Write out every entry exactly as it appears.

··· Dataset excerpts ···

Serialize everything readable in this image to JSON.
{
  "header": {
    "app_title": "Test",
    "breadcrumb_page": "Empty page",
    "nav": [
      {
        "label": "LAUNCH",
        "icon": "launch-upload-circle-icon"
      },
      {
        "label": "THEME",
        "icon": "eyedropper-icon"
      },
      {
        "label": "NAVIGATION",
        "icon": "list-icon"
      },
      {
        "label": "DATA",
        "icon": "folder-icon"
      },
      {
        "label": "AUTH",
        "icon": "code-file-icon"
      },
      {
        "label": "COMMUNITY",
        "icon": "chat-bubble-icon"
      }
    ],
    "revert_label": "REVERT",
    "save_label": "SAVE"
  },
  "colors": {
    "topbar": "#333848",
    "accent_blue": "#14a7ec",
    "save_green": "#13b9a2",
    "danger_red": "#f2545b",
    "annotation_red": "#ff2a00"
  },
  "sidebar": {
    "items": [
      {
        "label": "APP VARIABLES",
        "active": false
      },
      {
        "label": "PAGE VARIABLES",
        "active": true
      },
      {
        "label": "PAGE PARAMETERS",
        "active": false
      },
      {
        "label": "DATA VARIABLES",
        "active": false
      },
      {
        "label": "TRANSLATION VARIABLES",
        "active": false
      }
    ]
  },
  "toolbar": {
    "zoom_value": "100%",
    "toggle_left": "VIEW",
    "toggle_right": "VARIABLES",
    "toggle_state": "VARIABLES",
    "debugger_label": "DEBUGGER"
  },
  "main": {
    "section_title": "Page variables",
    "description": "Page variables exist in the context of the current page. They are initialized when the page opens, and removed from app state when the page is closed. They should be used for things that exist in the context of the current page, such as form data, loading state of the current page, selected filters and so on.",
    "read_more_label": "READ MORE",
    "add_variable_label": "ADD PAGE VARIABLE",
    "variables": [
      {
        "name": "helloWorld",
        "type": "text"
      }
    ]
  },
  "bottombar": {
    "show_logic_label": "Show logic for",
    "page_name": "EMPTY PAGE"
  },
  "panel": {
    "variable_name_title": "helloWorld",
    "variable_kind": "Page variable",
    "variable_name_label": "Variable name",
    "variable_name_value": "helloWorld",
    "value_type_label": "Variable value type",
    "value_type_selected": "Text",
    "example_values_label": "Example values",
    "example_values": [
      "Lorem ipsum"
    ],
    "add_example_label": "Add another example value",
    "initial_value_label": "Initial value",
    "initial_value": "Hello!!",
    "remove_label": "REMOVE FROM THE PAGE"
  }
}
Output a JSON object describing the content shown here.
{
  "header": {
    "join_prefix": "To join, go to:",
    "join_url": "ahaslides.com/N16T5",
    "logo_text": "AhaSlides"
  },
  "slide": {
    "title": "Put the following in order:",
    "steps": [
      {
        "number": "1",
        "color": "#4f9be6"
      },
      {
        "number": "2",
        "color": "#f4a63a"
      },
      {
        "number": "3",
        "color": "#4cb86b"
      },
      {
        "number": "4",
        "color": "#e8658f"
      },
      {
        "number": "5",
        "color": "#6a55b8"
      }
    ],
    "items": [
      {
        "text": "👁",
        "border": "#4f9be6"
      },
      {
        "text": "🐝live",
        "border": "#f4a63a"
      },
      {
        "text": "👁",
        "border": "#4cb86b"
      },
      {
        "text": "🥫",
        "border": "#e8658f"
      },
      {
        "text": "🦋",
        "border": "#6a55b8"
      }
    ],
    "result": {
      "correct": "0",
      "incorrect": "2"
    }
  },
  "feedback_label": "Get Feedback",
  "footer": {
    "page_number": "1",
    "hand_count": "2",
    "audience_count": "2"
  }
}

···

→ Finished task
Serialize everything readable in this image to JSON.
{
  "header": {
    "app_title": "Test",
    "breadcrumb_page": "Empty page",
    "nav": [
      {
        "label": "LAUNCH",
        "icon": "launch-upload-circle-icon"
      },
      {
        "label": "THEME",
        "icon": "eyedropper-icon"
      },
      {
        "label": "NAVIGATION",
        "icon": "list-icon"
      },
      {
        "label": "DATA",
        "icon": "folder-icon"
      },
      {
        "label": "AUTH",
        "icon": "code-file-icon"
      },
      {
        "label": "COMMUNITY",
        "icon": "chat-bubble-icon"
      }
    ],
    "revert_label": "REVERT",
    "save_label": "SAVE"
  },
  "colors": {
    "topbar": "#333848",
    "accent_blue": "#14a7ec",
    "save_green": "#13b9a2",
    "danger_red": "#f2545b",
    "annotation_red": "#ff2a00"
  },
  "sidebar": {
    "items": [
      {
        "label": "APP VARIABLES",
        "active": false
      },
      {
        "label": "PAGE VARIABLES",
        "active": true
      },
      {
        "label": "PAGE PARAMETERS",
        "active": false
      },
      {
        "label": "DATA VARIABLES",
        "active": false
      },
      {
        "label": "TRANSLATION VARIABLES",
        "active": false
      }
    ]
  },
  "toolbar": {
    "zoom_value": "100%",
    "toggle_left": "VIEW",
    "toggle_right": "VARIABLES",
    "toggle_state": "VARIABLES",
    "debugger_label": "DEBUGGER"
  },
  "main": {
    "section_title": "Page variables",
    "description": "Page variables exist in the context of the current page. They are initialized when the page opens, and removed from app state when the page is closed. They should be used for things that exist in the context of the current page, such as form data, loading state of the current page, selected filters and so on.",
    "read_more_label": "READ MORE",
    "add_variable_label": "ADD PAGE VARIABLE",
    "variables": [
      {
        "name": "helloWorld",
        "type": "text"
      }
    ]
  },
  "bottombar": {
    "show_logic_label": "Show logic for",
    "page_name": "EMPTY PAGE"
  },
  "panel": {
    "variable_name_title": "helloWorld",
    "variable_kind": "Page variable",
    "variable_name_label": "Variable name",
    "variable_name_value": "helloWorld",
    "value_type_label": "Variable value type",
    "value_type_selected": "Text",
    "example_values_label": "Example values",
    "example_values": [
      "Lorem ipsum"
    ],
    "add_example_label": "Add another example value",
    "initial_value_label": "Initial value",
    "initial_value": "Hello!!",
    "remove_label": "REMOVE FROM THE PAGE"
  }
}
Output a JSON object describing the content shown here.
{
  "header": {
    "join_prefix": "To join, go to:",
    "join_url": "ahaslides.com/N16T5",
    "logo_text": "AhaSlides"
  },
  "slide": {
    "title": "Put the following in order:",
    "steps": [
      {
        "number": "1",
        "color": "#4f9be6"
      },
      {
        "number": "2",
        "color": "#f4a63a"
      },
      {
        "number": "3",
        "color": "#4cb86b"
      },
      {
        "number": "4",
        "color": "#e8658f"
      },
      {
        "number": "5",
        "color": "#6a55b8"
      }
    ],
    "items": [
      {
        "text": "👁",
        "border": "#4f9be6"
      },
      {
        "text": "🐝live",
        "border": "#f4a63a"
      },
      {
        "text": "👁",
        "border": "#4cb86b"
      },
      {
        "text": "🥫",
        "border": "#e8658f"
      },
      {
        "text": "🦋",
        "border": "#6a55b8"
      }
    ],
    "result": {
      "correct": "0",
      "incorrect": "2"
    }
  },
  "feedback_label": "Get Feedback",
  "footer": {
    "page_number": "1",
    "hand_count": "2",
    "audience_count": "2"
  }
}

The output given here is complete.